_Input for this task_:
-*-*-
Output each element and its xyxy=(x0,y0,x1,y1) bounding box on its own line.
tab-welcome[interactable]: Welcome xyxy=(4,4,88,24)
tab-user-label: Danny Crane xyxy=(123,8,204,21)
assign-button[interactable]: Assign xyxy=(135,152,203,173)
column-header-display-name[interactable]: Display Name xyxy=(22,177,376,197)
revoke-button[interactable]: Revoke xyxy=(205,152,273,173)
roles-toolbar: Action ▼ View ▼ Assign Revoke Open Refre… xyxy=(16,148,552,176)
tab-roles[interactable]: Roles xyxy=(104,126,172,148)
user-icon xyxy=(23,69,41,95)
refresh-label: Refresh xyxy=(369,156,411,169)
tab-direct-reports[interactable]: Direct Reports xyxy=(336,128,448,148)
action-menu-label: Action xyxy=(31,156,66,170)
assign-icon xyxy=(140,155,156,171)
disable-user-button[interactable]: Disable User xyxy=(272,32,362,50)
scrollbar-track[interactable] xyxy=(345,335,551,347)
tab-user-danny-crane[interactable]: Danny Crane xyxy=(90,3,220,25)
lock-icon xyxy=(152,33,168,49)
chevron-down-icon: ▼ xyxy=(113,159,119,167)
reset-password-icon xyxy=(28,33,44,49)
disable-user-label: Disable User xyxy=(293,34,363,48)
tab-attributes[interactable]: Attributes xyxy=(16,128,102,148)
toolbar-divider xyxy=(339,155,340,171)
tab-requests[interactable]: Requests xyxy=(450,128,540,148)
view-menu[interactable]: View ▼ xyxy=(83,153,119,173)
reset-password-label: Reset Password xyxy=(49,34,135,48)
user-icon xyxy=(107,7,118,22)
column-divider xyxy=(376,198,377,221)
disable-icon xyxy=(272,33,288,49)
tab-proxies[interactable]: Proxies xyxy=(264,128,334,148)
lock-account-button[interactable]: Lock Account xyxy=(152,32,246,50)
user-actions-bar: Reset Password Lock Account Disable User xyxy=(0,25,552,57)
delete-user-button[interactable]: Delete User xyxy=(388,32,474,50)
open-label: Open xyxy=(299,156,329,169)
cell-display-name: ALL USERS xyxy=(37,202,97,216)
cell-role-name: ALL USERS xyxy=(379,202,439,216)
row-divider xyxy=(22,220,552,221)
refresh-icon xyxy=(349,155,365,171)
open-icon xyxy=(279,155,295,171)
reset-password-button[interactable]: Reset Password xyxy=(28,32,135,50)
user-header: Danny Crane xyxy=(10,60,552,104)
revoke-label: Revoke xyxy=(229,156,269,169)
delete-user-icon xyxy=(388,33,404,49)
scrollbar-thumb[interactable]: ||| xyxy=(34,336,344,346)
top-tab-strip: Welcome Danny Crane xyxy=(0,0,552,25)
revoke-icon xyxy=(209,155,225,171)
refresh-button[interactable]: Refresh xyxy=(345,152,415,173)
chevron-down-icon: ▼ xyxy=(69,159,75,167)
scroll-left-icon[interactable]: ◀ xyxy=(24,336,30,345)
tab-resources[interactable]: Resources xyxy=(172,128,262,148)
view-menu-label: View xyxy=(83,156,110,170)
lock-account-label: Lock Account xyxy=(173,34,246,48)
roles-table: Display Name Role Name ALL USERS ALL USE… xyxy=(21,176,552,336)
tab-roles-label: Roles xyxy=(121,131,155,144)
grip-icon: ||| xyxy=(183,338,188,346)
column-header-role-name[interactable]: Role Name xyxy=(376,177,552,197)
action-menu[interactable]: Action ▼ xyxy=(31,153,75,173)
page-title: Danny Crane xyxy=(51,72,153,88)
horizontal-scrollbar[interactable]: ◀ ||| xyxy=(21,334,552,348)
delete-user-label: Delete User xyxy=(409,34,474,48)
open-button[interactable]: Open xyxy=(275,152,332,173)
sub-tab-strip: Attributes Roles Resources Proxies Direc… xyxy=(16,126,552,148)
-*-*-
_Set task_: Reproduce all of the data above word for word, line by line, in the same order.

_Solution_:
Output each element and its xyxy=(x0,y0,x1,y1) bounding box on its own line.
tab-welcome[interactable]: Welcome xyxy=(4,4,88,24)
tab-user-label: Danny Crane xyxy=(123,8,204,21)
assign-button[interactable]: Assign xyxy=(135,152,203,173)
column-header-display-name[interactable]: Display Name xyxy=(22,177,376,197)
revoke-button[interactable]: Revoke xyxy=(205,152,273,173)
roles-toolbar: Action ▼ View ▼ Assign Revoke Open Refre… xyxy=(16,148,552,176)
tab-roles[interactable]: Roles xyxy=(104,126,172,148)
user-icon xyxy=(23,69,41,95)
refresh-label: Refresh xyxy=(369,156,411,169)
tab-direct-reports[interactable]: Direct Reports xyxy=(336,128,448,148)
action-menu-label: Action xyxy=(31,156,66,170)
assign-icon xyxy=(140,155,156,171)
disable-user-button[interactable]: Disable User xyxy=(272,32,362,50)
scrollbar-track[interactable] xyxy=(345,335,551,347)
tab-user-danny-crane[interactable]: Danny Crane xyxy=(90,3,220,25)
lock-icon xyxy=(152,33,168,49)
chevron-down-icon: ▼ xyxy=(113,159,119,167)
reset-password-icon xyxy=(28,33,44,49)
disable-user-label: Disable User xyxy=(293,34,363,48)
tab-attributes[interactable]: Attributes xyxy=(16,128,102,148)
toolbar-divider xyxy=(339,155,340,171)
tab-requests[interactable]: Requests xyxy=(450,128,540,148)
view-menu[interactable]: View ▼ xyxy=(83,153,119,173)
reset-password-label: Reset Password xyxy=(49,34,135,48)
user-icon xyxy=(107,7,118,22)
column-divider xyxy=(376,198,377,221)
disable-icon xyxy=(272,33,288,49)
tab-proxies[interactable]: Proxies xyxy=(264,128,334,148)
lock-account-button[interactable]: Lock Account xyxy=(152,32,246,50)
user-actions-bar: Reset Password Lock Account Disable User xyxy=(0,25,552,57)
delete-user-button[interactable]: Delete User xyxy=(388,32,474,50)
open-label: Open xyxy=(299,156,329,169)
cell-display-name: ALL USERS xyxy=(37,202,97,216)
cell-role-name: ALL USERS xyxy=(379,202,439,216)
row-divider xyxy=(22,220,552,221)
refresh-icon xyxy=(349,155,365,171)
open-icon xyxy=(279,155,295,171)
reset-password-button[interactable]: Reset Password xyxy=(28,32,135,50)
user-header: Danny Crane xyxy=(10,60,552,104)
revoke-label: Revoke xyxy=(229,156,269,169)
delete-user-icon xyxy=(388,33,404,49)
scrollbar-thumb[interactable]: ||| xyxy=(34,336,344,346)
top-tab-strip: Welcome Danny Crane xyxy=(0,0,552,25)
revoke-icon xyxy=(209,155,225,171)
refresh-button[interactable]: Refresh xyxy=(345,152,415,173)
chevron-down-icon: ▼ xyxy=(69,159,75,167)
scroll-left-icon[interactable]: ◀ xyxy=(24,336,30,345)
tab-resources[interactable]: Resources xyxy=(172,128,262,148)
view-menu-label: View xyxy=(83,156,110,170)
lock-account-label: Lock Account xyxy=(173,34,246,48)
roles-table: Display Name Role Name ALL USERS ALL USE… xyxy=(21,176,552,336)
tab-roles-label: Roles xyxy=(121,131,155,144)
grip-icon: ||| xyxy=(183,338,188,346)
column-header-role-name[interactable]: Role Name xyxy=(376,177,552,197)
action-menu[interactable]: Action ▼ xyxy=(31,153,75,173)
page-title: Danny Crane xyxy=(51,72,153,88)
horizontal-scrollbar[interactable]: ◀ ||| xyxy=(21,334,552,348)
delete-user-label: Delete User xyxy=(409,34,474,48)
open-button[interactable]: Open xyxy=(275,152,332,173)
sub-tab-strip: Attributes Roles Resources Proxies Direc… xyxy=(16,126,552,148)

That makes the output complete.